** WHAT TO PRODUCE **
Which lines of the records contain "Плещеева"? Collect every one of them.

### RECORDS TO USE ###

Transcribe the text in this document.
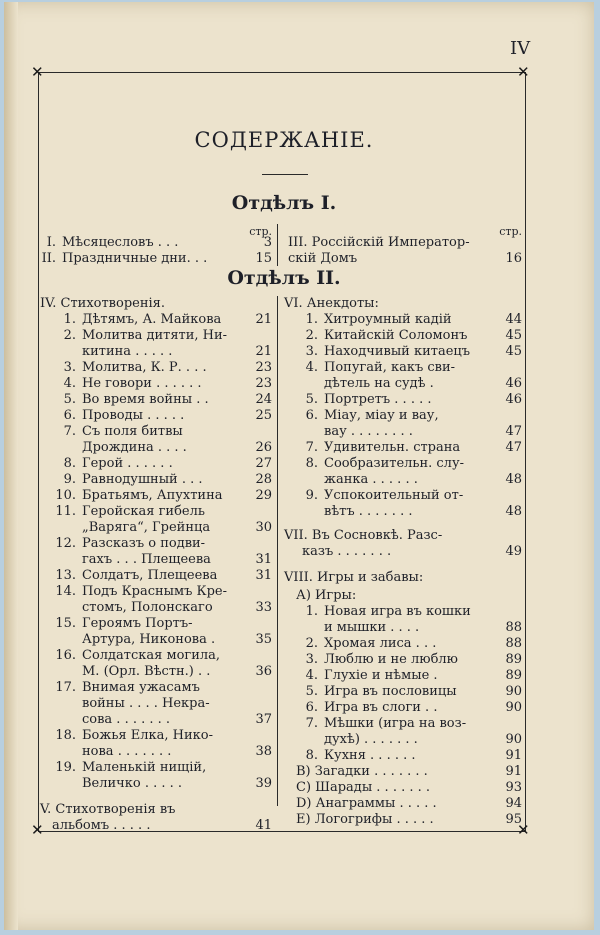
IV
✕	✕
✕	✕
СОДЕРЖАНIЕ.
Отдѣлъ I.
Отдѣлъ II.
стр.	стр.
I. Мѣсяцесловъ . . .	3
II. Праздничные дни. . .	15
III. Россiйскiй Император-
скiй Домъ	16
IV. Стихотворенiя.
1. Дѣтямъ, А. Майкова	21
2. Молитва дитяти, Ни-
китина . . . . .	21
3. Молитва, К. Р. . . .	23
4. Не говори . . . . . .	23
5. Во время войны . .	24
6. Проводы . . . . .	25
7. Съ поля битвы
Дрождина . . . .	26
8. Герой . . . . . .	27
9. Равнодушный . . .	28
10. Братьямъ, Апухтина	29
11. Геройская гибель
„Варяга“, Грейнца	30
12. Разсказъ о подви-
гахъ . . . Плещеева	31
13. Солдатъ, Плещеева	31
14. Подъ Краснымъ Кре-
стомъ, Полонскаго	33
15. Героямъ Портъ-
Артура, Никонова .	35
16. Солдатская могила,
М. (Орл. Вѣстн.) . .	36
17. Внимая ужасамъ
войны . . . . Некра-
сова . . . . . . .	37
18. Божья Елка, Нико-
нова . . . . . . .	38
19. Маленькiй нищiй,
Величко . . . . .	39
V. Стихотворенiя въ
альбомъ . . . . .	41
VI. Анекдоты:
1. Хитроумный кадiй	44
2. Китайскiй Соломонъ	45
3. Находчивый китаецъ	45
4. Попугай, какъ сви-
дѣтель на судѣ .	46
5. Портретъ . . . . .	46
6. Мiау, мiау и вау,
вау . . . . . . . .	47
7. Удивительн. страна	47
8. Сообразительн. слу-
жанка . . . . . .	48
9. Успокоительный от-
вѣтъ . . . . . . .	48
VII. Въ Сосновкѣ. Разс-
казъ . . . . . . .	49
VIII. Игры и забавы:
А) Игры:
1. Новая игра въ кошки
и мышки . . . .	88
2. Хромая лиса . . .	88
3. Люблю и не люблю	89
4. Глухiе и нѣмые .	89
5. Игра въ пословицы	90
6. Игра въ слоги . .	90
7. Мѣшки (игра на воз-
духѣ) . . . . . . .	90
8. Кухня . . . . . .	91
В) Загадки . . . . . . .	91
С) Шарады . . . . . . .	93
D) Анаграммы . . . . .	94
Е) Логогрифы . . . . .	95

###

** SOLUTION FOR THIS TASK **
гахъ . . . Плещеева	31
13. Солдатъ, Плещеева	31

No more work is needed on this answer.